__RECORDS PROVIDED__:
%%
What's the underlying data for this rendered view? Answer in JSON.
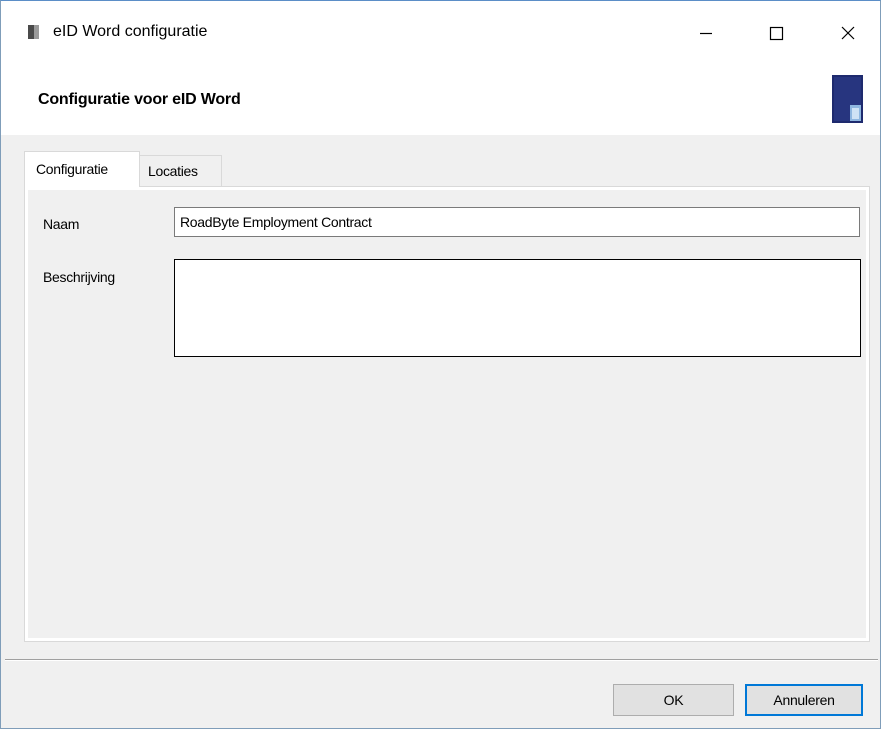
{
  "window": {
    "title": "eID Word configuratie",
    "icon": "document-icon"
  },
  "controls": {
    "minimize_icon": "minimize-icon",
    "maximize_icon": "maximize-icon",
    "close_icon": "close-icon"
  },
  "header": {
    "title": "Configuratie voor eID Word",
    "logo_icon": "eid-word-logo-icon"
  },
  "tabs": [
    {
      "label": "Configuratie",
      "selected": true
    },
    {
      "label": "Locaties",
      "selected": false
    }
  ],
  "form": {
    "naam_label": "Naam",
    "naam_value": "RoadByte Employment Contract",
    "beschrijving_label": "Beschrijving",
    "beschrijving_value": ""
  },
  "buttons": {
    "ok_label": "OK",
    "cancel_label": "Annuleren"
  },
  "colors": {
    "accent": "#0078d7",
    "logo": "#1e2a6e"
  }
}
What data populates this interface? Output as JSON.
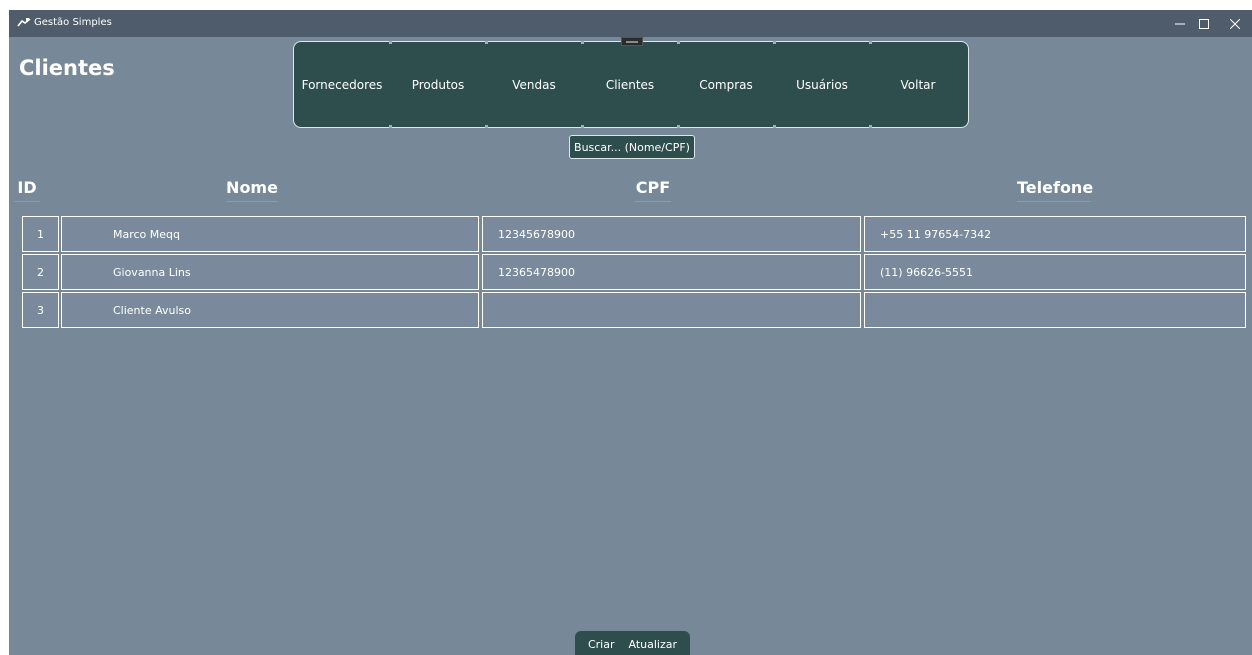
{
  "window": {
    "title": "Gestão Simples",
    "app_icon": "app-logo-icon",
    "controls": [
      "minimize-icon",
      "maximize-icon",
      "close-icon"
    ]
  },
  "page": {
    "title": "Clientes"
  },
  "nav": {
    "items": [
      {
        "label": "Fornecedores"
      },
      {
        "label": "Produtos"
      },
      {
        "label": "Vendas"
      },
      {
        "label": "Clientes"
      },
      {
        "label": "Compras"
      },
      {
        "label": "Usuários"
      },
      {
        "label": "Voltar"
      }
    ]
  },
  "search": {
    "placeholder": "Buscar... (Nome/CPF)"
  },
  "table": {
    "headers": {
      "id": "ID",
      "nome": "Nome",
      "cpf": "CPF",
      "telefone": "Telefone"
    },
    "rows": [
      {
        "id": "1",
        "nome": "Marco Meqq",
        "cpf": "12345678900",
        "telefone": "+55 11 97654-7342"
      },
      {
        "id": "2",
        "nome": "Giovanna Lins",
        "cpf": "12365478900",
        "telefone": "(11) 96626-5551"
      },
      {
        "id": "3",
        "nome": "Cliente Avulso",
        "cpf": "",
        "telefone": ""
      }
    ]
  },
  "actions": {
    "create_label": "Criar",
    "refresh_label": "Atualizar"
  },
  "colors": {
    "background": "#778898",
    "titlebar": "#4f5c6b",
    "panel": "#2e4e4d",
    "text": "#ffffff"
  }
}
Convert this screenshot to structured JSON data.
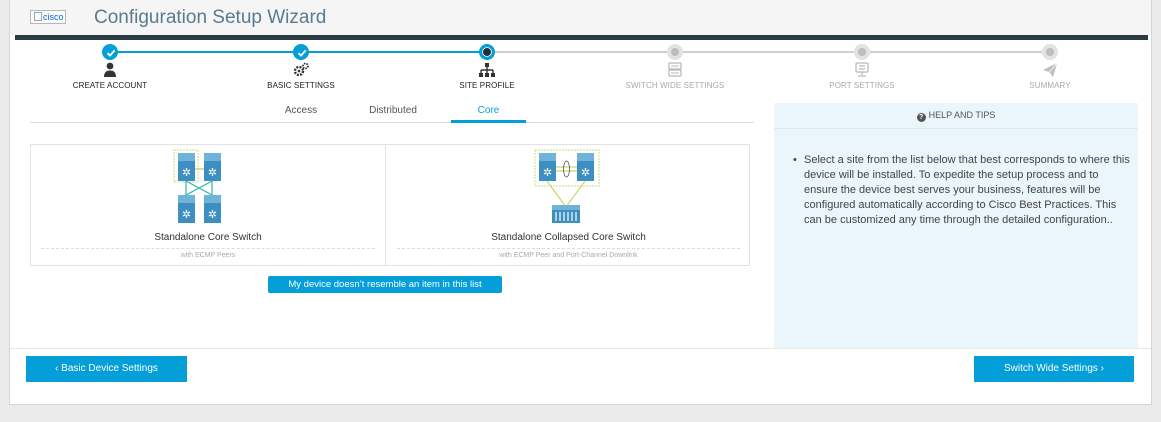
{
  "header": {
    "logo_alt": "cisco",
    "title": "Configuration Setup Wizard"
  },
  "stepper": {
    "steps": [
      {
        "label": "CREATE ACCOUNT",
        "state": "done",
        "icon": "user-icon"
      },
      {
        "label": "BASIC SETTINGS",
        "state": "done",
        "icon": "gears-icon"
      },
      {
        "label": "SITE PROFILE",
        "state": "current",
        "icon": "sitemap-icon"
      },
      {
        "label": "SWITCH WIDE SETTINGS",
        "state": "todo",
        "icon": "switch-stack-icon"
      },
      {
        "label": "PORT SETTINGS",
        "state": "todo",
        "icon": "port-icon"
      },
      {
        "label": "SUMMARY",
        "state": "todo",
        "icon": "send-icon"
      }
    ]
  },
  "tabs": [
    {
      "label": "Access",
      "active": false
    },
    {
      "label": "Distributed",
      "active": false
    },
    {
      "label": "Core",
      "active": true
    }
  ],
  "cards": [
    {
      "title": "Standalone Core Switch",
      "subtitle": "with ECMP Peers"
    },
    {
      "title": "Standalone Collapsed Core Switch",
      "subtitle": "with ECMP Peer and Port-Channel Downlink"
    }
  ],
  "no_match_button": "My device doesn’t resemble an item in this list",
  "help": {
    "title": "HELP AND TIPS",
    "text": "Select a site from the list below that best corresponds to where this device will be installed. To expedite the setup process and to ensure the device best serves your business, features will be configured automatically according to Cisco Best Practices. This can be customized any time through the detailed configuration.."
  },
  "footer": {
    "back_label": "‹ Basic Device Settings",
    "next_label": "Switch Wide Settings ›"
  },
  "colors": {
    "accent": "#049fd9",
    "dark_bar": "#2d3b44",
    "help_bg": "#eaf6fb"
  }
}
%%
__EXERCISE OBJECTIVE__: Go through the listing above line by line and say how many lines hold the word "data". Reply with that number only.

__ANSWER TO THIS EXERCISE__: 3